- _What needs to be done_
Extract each line where the string "자산운용사" shows up.

- _Information supplied_
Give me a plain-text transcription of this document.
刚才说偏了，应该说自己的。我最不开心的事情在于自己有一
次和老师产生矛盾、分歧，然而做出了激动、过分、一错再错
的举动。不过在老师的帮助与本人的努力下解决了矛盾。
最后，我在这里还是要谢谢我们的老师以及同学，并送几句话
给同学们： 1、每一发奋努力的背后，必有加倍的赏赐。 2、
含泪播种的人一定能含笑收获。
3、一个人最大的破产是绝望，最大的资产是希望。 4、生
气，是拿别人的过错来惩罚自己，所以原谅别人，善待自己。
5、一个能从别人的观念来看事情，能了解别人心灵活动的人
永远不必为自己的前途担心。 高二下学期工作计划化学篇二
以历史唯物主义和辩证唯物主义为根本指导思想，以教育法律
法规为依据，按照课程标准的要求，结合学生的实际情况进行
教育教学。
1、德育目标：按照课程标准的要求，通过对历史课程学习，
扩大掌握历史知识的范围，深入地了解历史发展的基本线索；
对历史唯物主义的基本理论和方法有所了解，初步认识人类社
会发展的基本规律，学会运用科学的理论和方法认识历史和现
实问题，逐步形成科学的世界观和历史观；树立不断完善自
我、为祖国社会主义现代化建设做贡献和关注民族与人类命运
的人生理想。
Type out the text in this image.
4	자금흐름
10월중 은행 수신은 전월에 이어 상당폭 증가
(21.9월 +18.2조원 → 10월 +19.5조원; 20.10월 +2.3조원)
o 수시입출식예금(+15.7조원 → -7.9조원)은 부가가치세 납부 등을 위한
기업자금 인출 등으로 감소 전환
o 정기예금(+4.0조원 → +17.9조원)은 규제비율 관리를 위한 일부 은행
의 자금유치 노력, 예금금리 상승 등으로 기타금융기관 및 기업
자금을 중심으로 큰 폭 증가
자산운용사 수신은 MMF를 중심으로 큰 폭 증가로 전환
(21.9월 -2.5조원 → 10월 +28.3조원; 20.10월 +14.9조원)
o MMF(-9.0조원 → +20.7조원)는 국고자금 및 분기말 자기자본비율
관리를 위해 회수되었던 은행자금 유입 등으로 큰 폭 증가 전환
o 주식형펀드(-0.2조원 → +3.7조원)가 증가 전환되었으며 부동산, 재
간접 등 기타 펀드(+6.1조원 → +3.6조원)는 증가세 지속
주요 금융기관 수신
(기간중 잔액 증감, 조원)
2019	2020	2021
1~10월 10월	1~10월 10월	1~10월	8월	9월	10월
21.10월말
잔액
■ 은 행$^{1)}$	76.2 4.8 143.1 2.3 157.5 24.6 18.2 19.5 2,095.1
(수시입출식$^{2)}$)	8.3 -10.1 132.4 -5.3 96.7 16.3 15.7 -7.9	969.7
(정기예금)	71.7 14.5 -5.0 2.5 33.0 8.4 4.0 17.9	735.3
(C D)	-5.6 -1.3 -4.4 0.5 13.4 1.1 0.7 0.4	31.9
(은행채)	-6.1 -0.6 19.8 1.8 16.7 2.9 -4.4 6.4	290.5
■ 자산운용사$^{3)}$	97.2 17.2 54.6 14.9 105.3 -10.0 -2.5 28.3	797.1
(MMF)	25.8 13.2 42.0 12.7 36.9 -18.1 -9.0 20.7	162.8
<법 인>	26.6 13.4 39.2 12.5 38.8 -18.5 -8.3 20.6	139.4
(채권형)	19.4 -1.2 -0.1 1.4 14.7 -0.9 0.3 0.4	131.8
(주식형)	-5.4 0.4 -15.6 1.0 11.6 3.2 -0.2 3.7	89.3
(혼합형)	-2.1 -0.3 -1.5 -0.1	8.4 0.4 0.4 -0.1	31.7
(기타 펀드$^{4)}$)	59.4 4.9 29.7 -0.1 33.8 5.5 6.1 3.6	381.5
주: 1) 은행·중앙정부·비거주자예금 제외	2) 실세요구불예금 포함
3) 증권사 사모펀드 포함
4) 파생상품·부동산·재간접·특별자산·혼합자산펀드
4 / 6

- _Reply to the task_
자산운용사 수신은 MMF를 중심으로 큰 폭 증가로 전환
■ 자산운용사$^{3)}$	97.2 17.2 54.6 14.9 105.3 -10.0 -2.5 28.3	797.1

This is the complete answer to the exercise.